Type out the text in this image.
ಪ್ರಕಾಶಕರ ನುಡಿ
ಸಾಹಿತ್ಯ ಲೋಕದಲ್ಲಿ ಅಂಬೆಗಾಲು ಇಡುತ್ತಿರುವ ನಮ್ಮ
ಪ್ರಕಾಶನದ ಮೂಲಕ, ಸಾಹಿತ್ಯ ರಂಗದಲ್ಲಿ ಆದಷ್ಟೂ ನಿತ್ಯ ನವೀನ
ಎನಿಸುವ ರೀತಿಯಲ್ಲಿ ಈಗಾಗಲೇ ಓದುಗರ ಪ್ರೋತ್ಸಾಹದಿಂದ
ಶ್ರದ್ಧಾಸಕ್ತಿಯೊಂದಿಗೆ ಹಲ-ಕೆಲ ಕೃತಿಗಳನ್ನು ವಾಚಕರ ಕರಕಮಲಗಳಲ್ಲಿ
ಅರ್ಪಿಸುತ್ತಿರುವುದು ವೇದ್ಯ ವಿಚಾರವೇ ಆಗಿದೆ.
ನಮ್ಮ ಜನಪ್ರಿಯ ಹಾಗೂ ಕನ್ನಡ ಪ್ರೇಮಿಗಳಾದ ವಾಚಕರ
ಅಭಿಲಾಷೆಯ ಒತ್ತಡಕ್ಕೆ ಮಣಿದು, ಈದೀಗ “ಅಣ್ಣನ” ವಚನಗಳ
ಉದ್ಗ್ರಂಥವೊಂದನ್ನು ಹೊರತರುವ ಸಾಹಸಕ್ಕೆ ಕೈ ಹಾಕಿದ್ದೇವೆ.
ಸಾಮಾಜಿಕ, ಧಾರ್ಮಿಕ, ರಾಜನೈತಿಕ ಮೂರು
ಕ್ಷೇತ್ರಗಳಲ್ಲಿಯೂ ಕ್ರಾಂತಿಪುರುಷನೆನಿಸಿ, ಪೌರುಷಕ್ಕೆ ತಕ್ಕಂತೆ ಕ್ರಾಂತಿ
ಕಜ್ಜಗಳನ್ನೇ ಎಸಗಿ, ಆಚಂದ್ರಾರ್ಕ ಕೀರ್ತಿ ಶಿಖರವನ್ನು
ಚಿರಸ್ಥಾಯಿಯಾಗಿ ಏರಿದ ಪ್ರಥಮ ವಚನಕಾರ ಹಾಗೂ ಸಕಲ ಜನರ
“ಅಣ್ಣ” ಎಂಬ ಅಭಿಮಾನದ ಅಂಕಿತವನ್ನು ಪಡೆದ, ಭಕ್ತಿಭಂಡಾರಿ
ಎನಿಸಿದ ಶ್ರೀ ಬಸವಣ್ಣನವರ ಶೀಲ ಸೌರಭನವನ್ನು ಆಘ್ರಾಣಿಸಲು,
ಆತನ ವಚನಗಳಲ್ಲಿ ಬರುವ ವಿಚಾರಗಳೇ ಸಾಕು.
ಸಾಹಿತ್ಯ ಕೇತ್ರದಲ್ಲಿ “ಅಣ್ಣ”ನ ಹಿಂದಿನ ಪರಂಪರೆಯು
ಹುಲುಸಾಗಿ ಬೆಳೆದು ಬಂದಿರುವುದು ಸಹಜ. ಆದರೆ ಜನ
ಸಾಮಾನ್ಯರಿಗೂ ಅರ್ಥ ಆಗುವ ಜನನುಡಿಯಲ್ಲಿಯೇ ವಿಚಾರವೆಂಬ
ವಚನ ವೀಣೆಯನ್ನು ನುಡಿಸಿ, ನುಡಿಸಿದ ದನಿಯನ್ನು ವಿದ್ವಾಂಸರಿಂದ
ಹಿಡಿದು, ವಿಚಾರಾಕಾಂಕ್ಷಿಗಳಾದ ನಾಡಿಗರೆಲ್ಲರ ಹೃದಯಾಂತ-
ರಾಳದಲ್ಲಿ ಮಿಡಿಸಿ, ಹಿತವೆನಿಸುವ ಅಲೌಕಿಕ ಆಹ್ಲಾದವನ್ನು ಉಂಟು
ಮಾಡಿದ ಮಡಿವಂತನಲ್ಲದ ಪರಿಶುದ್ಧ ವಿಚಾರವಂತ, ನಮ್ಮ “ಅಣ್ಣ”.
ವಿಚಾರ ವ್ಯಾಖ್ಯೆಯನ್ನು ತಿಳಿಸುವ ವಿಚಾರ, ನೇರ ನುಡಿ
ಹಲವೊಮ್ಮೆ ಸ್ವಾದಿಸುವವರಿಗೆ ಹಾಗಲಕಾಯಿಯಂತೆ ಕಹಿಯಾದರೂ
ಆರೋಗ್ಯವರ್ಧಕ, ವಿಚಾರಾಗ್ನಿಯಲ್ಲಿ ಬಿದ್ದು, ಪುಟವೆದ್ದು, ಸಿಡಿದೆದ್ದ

--

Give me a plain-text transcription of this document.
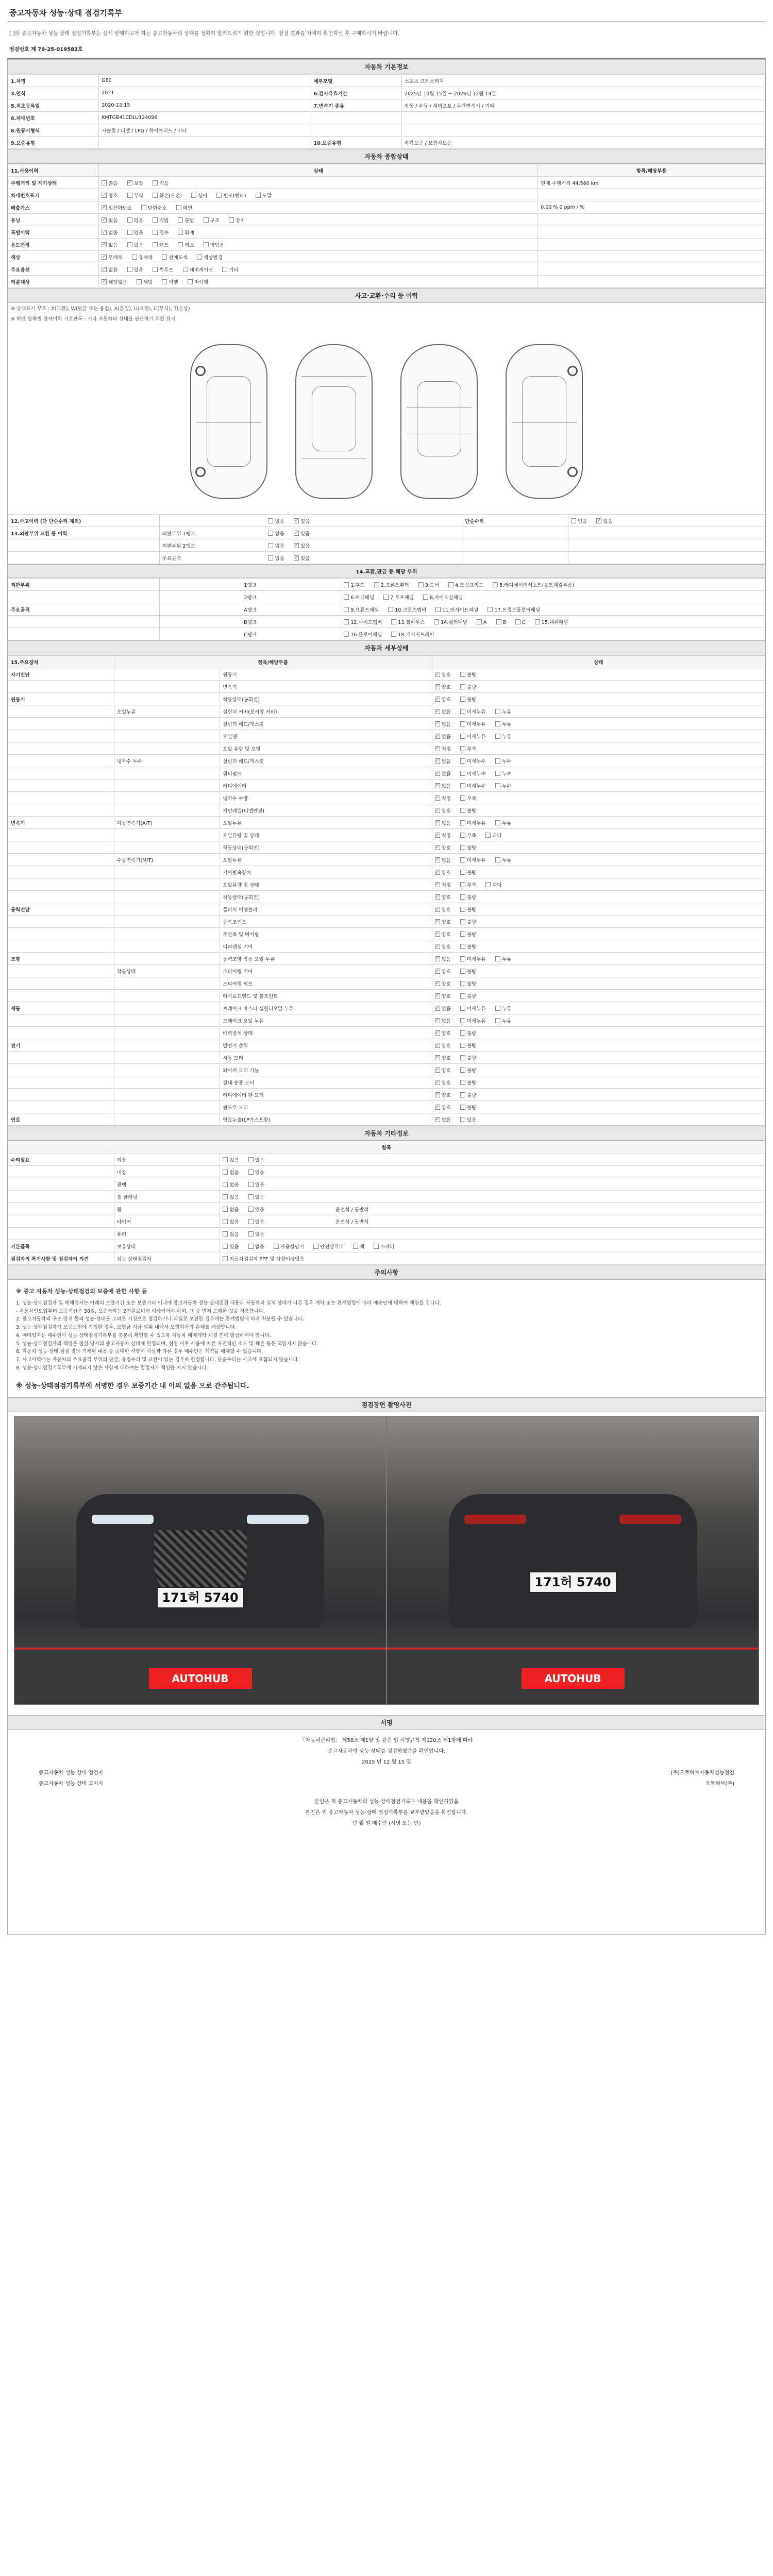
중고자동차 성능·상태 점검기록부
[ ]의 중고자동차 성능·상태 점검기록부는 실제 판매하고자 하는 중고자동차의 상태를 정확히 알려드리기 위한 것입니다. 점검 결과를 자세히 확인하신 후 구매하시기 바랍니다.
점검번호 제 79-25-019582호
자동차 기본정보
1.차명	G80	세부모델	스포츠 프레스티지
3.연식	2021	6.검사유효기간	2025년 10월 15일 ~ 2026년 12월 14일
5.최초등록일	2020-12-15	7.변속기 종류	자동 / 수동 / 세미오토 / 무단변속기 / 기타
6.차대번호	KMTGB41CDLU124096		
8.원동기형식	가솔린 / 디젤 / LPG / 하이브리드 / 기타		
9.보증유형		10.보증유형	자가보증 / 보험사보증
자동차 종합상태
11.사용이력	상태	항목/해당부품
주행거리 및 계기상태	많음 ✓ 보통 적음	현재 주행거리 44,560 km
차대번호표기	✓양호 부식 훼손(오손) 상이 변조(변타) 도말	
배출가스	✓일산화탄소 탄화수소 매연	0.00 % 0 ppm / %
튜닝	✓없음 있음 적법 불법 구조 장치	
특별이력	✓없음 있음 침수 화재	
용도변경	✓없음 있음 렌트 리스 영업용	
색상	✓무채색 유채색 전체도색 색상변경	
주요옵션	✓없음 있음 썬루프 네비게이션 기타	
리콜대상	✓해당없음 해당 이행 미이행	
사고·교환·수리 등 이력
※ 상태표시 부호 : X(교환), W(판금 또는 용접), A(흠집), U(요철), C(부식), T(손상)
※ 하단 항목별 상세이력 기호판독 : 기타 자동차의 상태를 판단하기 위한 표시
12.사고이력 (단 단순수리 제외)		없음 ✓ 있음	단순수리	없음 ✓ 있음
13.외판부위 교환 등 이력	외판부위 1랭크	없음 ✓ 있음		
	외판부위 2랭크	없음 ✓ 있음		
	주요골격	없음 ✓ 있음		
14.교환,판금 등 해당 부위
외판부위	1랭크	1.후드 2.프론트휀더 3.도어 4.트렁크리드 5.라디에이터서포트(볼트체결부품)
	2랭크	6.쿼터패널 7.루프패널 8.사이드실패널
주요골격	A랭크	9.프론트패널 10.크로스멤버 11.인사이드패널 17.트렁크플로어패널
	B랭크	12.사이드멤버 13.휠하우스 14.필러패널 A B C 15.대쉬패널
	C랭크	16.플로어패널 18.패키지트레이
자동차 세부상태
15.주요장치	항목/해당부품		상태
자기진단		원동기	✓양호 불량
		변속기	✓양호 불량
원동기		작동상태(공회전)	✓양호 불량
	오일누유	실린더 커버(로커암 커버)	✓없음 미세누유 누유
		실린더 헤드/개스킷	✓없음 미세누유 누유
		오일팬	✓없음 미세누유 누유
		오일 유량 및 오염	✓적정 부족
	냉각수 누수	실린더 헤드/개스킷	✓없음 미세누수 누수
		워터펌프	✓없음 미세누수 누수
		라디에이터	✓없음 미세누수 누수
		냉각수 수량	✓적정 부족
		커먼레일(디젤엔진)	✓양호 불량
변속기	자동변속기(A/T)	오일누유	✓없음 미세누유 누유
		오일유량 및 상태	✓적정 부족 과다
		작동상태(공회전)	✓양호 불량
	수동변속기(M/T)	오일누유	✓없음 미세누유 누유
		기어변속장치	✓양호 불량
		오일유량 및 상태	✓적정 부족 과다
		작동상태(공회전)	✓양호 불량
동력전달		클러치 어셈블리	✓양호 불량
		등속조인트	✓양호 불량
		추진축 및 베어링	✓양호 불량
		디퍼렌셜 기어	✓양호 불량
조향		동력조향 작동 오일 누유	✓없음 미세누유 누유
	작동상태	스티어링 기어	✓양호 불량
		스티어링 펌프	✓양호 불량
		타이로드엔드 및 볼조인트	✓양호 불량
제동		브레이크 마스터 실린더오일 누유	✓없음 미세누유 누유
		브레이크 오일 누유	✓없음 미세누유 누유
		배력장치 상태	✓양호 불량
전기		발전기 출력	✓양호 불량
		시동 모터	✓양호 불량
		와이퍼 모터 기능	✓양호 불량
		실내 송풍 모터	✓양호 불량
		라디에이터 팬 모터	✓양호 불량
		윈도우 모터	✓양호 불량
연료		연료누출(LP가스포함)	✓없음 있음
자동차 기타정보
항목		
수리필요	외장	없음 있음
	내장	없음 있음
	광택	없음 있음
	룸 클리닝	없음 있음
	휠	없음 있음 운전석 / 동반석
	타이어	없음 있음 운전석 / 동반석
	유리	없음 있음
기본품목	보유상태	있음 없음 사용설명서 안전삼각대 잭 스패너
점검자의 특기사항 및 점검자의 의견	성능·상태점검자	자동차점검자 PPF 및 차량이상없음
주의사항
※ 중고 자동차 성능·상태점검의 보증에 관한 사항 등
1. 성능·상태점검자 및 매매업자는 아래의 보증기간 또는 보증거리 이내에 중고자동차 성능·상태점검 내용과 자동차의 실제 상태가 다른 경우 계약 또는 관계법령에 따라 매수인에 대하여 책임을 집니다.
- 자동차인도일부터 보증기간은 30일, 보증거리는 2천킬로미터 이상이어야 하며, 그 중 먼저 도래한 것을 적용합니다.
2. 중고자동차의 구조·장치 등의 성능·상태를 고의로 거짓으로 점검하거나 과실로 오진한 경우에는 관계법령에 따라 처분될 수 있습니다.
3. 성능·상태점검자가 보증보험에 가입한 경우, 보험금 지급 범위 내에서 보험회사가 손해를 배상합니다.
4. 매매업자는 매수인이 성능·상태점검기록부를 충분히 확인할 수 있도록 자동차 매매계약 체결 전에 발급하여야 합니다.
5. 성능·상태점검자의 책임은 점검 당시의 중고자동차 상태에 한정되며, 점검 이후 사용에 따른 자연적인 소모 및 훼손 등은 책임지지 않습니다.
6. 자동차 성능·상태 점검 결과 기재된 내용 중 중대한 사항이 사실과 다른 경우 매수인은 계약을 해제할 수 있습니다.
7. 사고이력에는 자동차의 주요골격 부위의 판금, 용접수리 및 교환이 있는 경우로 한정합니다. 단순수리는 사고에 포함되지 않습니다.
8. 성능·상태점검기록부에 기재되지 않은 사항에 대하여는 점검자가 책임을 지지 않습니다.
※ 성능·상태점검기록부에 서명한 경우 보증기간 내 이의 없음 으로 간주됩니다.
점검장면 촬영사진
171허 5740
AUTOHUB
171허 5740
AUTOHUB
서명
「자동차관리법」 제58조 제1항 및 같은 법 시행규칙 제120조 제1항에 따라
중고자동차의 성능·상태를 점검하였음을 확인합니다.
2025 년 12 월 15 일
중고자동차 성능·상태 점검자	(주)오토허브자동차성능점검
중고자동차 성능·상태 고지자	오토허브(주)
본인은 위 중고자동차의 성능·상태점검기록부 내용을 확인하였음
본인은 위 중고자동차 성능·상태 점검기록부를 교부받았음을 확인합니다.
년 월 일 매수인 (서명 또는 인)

* **Directions**
Among the entries above, identify all lines with "매매업자는" and copy them.

* **Answer for the task**
1. 성능·상태점검자 및 매매업자는 아래의 보증기간 또는 보증거리 이내에 중고자동차 성능·상태점검 내용과 자동차의 실제 상태가 다른 경우 계약 또는 관계법령에 따라 매수인에 대하여 책임을 집니다.
4. 매매업자는 매수인이 성능·상태점검기록부를 충분히 확인할 수 있도록 자동차 매매계약 체결 전에 발급하여야 합니다.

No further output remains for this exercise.